Locate each line holding the string "subtitle" and copy it.

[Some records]

*****

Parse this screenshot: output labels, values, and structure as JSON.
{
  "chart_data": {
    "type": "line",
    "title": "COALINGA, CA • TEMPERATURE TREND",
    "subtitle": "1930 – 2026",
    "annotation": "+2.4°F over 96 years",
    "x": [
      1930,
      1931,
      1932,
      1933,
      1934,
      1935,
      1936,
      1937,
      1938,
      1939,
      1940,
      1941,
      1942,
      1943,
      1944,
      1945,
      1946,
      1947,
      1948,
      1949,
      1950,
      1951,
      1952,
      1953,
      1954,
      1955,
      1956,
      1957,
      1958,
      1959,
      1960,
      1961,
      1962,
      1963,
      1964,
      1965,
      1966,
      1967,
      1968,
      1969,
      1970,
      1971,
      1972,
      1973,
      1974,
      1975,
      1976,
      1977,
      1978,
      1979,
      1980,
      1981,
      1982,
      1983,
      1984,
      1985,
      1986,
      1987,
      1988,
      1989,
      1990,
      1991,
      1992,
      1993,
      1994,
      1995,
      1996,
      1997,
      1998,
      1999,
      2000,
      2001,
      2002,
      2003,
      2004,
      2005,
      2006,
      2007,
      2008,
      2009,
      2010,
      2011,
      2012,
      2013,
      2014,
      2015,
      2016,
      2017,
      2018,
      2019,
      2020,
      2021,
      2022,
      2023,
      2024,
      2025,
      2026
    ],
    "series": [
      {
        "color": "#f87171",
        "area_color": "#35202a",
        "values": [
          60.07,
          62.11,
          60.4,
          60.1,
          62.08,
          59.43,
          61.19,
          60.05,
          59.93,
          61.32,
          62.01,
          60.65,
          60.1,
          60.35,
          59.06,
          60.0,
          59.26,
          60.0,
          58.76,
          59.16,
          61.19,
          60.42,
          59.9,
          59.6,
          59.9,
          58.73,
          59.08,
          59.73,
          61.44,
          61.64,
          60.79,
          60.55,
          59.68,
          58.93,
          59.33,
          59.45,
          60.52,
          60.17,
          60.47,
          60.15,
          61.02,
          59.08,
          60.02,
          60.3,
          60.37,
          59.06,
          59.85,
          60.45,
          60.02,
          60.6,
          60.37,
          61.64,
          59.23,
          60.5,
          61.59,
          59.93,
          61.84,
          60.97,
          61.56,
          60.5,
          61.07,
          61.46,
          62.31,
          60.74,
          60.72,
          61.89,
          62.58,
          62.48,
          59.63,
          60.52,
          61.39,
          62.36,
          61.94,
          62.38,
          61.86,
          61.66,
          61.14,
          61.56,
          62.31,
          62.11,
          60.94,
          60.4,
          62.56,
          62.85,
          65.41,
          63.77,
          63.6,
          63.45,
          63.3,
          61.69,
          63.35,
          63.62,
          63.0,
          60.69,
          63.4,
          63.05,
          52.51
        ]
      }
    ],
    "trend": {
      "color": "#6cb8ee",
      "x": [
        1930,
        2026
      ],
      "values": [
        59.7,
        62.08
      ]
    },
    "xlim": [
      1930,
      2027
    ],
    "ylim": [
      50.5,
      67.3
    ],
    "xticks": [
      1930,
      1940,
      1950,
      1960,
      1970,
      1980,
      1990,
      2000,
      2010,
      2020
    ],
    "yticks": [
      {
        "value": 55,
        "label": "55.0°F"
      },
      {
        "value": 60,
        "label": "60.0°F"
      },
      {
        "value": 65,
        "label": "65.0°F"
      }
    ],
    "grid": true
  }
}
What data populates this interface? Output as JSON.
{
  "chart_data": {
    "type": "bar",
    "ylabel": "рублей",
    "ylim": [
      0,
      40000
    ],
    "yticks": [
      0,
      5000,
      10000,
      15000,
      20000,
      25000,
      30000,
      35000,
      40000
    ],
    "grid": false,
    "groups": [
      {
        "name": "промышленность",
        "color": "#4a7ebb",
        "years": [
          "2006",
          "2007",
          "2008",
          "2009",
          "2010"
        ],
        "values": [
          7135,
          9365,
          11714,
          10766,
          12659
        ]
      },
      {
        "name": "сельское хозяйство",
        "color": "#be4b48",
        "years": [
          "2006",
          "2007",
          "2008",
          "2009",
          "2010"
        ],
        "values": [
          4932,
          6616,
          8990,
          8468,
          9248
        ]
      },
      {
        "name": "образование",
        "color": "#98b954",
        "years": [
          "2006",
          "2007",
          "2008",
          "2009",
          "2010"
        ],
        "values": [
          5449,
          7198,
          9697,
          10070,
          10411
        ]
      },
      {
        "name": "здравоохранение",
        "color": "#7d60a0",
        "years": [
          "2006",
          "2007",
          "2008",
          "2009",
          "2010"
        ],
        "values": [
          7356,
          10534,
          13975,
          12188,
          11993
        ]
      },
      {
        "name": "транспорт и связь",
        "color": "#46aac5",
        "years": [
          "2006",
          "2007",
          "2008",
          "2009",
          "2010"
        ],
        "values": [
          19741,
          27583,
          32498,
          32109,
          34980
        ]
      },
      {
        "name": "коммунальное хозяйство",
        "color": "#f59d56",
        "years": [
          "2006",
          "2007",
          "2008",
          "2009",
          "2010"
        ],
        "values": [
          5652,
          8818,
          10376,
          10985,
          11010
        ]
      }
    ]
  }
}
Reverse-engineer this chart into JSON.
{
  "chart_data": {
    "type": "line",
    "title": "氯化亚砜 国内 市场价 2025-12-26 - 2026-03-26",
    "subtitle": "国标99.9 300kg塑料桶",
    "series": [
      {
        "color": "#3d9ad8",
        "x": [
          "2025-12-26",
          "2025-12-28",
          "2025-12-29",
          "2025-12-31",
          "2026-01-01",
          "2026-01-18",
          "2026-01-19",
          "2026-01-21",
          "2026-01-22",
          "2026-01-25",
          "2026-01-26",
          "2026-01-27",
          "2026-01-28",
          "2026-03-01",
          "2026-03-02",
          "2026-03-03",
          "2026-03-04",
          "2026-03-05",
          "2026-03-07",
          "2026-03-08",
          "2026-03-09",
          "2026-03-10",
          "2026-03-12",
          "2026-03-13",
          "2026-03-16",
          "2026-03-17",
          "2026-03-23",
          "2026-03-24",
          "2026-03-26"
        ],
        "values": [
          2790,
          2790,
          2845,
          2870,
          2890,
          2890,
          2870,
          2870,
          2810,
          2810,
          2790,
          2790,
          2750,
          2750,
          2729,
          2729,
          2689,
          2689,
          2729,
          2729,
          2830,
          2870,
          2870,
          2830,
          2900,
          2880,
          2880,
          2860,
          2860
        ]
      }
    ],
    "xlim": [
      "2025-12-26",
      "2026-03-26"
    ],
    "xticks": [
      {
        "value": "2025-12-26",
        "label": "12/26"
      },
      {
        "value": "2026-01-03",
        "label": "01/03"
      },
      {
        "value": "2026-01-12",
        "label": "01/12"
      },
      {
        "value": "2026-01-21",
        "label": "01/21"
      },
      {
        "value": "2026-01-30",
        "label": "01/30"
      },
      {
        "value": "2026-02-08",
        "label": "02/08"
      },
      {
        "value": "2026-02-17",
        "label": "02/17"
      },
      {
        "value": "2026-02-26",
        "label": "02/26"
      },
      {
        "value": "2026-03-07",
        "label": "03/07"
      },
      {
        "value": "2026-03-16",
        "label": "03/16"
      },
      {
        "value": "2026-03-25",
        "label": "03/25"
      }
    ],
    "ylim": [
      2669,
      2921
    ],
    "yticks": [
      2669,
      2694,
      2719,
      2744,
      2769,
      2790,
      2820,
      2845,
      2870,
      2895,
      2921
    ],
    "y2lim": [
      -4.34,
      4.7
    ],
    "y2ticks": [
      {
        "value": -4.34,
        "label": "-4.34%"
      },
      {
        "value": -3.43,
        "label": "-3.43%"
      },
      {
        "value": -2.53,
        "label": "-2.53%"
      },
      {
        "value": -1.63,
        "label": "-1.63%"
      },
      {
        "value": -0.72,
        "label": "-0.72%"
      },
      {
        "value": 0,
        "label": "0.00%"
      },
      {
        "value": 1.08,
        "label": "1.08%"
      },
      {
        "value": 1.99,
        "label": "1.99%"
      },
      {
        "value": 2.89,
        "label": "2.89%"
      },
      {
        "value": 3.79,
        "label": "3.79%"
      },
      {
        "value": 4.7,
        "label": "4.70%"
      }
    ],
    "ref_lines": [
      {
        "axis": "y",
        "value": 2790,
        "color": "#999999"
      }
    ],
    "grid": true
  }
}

*****

▶ [THE ANSWER]
    "subtitle": "1930 – 2026",
    "subtitle": "国标99.9 300kg塑料桶",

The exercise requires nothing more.